## Exercise prompt
Copy every line of the data in which the word "Mænd" occurs.
* Begin Listing *
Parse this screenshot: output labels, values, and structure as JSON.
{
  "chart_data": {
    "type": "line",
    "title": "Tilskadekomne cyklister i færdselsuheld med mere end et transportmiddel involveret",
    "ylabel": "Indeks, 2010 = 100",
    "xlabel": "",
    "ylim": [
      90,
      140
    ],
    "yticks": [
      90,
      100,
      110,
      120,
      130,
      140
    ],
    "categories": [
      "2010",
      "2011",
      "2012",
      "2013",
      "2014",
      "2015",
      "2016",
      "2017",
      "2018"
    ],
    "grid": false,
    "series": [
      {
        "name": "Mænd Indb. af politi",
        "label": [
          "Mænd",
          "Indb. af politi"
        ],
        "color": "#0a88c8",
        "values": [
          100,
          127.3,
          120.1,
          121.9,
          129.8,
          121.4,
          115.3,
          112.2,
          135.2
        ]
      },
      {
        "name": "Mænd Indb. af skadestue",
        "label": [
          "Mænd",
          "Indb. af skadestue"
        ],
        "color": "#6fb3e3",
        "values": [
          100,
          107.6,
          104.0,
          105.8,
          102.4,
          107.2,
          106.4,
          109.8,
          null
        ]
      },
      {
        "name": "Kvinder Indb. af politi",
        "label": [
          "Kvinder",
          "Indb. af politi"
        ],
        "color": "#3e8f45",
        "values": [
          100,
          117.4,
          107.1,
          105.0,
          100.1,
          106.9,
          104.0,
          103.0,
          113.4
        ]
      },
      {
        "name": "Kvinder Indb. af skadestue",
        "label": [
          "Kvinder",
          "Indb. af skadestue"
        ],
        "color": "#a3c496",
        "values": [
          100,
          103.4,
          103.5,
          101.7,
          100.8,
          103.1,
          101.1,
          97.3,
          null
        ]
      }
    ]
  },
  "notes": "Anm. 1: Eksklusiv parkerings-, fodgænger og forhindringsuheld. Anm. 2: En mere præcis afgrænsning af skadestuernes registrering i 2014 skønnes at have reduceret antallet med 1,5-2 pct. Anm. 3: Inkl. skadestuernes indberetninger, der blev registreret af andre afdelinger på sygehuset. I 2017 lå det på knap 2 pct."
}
* End Listing *
* Begin Listing *
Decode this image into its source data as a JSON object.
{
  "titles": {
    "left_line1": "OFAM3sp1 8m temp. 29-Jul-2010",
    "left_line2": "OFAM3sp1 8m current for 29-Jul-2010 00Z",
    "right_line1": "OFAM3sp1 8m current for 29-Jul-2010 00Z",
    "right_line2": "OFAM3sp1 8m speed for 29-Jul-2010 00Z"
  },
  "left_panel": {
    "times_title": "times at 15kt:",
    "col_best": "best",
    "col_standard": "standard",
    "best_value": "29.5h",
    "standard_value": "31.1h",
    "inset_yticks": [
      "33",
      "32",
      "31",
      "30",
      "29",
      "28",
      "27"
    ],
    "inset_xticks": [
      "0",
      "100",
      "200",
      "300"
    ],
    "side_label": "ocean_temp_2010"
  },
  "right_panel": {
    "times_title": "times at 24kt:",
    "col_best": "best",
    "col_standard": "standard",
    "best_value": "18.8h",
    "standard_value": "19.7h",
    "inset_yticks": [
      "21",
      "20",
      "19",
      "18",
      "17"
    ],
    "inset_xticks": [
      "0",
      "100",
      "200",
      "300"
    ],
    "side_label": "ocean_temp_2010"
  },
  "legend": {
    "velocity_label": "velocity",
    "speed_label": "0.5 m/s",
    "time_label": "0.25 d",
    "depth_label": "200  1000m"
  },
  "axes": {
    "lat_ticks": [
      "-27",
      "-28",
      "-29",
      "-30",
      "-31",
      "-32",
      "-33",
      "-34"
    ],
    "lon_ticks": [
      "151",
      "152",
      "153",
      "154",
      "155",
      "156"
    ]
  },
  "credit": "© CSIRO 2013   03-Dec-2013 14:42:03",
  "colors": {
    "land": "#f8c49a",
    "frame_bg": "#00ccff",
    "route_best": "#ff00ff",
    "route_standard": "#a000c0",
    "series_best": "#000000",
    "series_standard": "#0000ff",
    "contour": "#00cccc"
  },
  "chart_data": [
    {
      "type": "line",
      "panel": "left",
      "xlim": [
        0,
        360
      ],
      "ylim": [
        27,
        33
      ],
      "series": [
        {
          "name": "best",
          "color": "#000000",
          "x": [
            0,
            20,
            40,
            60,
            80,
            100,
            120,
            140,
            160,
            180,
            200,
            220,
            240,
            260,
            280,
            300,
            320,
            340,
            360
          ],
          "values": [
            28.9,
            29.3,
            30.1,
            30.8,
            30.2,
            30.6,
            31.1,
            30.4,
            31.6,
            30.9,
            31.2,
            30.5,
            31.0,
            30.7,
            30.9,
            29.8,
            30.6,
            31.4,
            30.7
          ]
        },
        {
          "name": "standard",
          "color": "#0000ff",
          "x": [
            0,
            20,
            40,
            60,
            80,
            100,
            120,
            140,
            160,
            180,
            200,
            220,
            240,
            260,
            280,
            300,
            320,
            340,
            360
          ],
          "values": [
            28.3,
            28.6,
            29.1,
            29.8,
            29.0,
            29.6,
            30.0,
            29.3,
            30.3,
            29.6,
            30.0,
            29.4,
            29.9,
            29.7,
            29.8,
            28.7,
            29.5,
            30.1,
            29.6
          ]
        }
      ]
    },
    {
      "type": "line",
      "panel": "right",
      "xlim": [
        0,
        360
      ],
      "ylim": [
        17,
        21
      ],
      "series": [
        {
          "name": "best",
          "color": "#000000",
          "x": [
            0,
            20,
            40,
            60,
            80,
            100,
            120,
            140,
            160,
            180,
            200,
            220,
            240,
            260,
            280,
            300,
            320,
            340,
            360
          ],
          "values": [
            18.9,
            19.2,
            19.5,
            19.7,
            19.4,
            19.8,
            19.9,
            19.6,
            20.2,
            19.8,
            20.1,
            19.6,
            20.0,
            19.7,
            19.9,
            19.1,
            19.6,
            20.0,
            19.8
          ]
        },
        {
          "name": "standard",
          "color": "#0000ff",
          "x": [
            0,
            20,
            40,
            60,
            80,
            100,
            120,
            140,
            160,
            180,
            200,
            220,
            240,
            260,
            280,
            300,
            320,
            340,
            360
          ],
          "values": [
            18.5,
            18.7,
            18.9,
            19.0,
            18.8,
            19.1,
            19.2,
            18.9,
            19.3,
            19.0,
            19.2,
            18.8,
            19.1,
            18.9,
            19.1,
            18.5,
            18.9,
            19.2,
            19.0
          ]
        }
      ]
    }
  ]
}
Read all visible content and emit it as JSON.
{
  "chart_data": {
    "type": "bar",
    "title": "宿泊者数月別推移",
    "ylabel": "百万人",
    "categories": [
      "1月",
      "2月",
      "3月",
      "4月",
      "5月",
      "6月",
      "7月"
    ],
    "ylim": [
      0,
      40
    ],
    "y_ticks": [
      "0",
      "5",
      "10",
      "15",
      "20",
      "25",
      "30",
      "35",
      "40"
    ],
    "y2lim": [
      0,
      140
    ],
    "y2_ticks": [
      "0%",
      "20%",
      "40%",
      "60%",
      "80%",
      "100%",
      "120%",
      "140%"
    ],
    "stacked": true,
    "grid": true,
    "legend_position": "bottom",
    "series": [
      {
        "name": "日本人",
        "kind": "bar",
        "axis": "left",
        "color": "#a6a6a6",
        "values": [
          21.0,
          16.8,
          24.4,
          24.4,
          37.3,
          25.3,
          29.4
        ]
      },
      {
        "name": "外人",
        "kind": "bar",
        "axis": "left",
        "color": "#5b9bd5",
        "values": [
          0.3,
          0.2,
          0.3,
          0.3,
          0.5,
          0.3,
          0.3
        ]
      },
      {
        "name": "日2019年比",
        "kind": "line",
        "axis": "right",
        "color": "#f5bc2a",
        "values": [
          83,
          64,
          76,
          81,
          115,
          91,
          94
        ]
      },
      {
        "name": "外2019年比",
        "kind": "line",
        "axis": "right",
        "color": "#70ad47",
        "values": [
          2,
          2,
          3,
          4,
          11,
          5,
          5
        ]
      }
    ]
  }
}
* End Listing *
## Written solution
        "name": "Mænd Indb. af politi",
          "Mænd",
        "name": "Mænd Indb. af skadestue",
          "Mænd",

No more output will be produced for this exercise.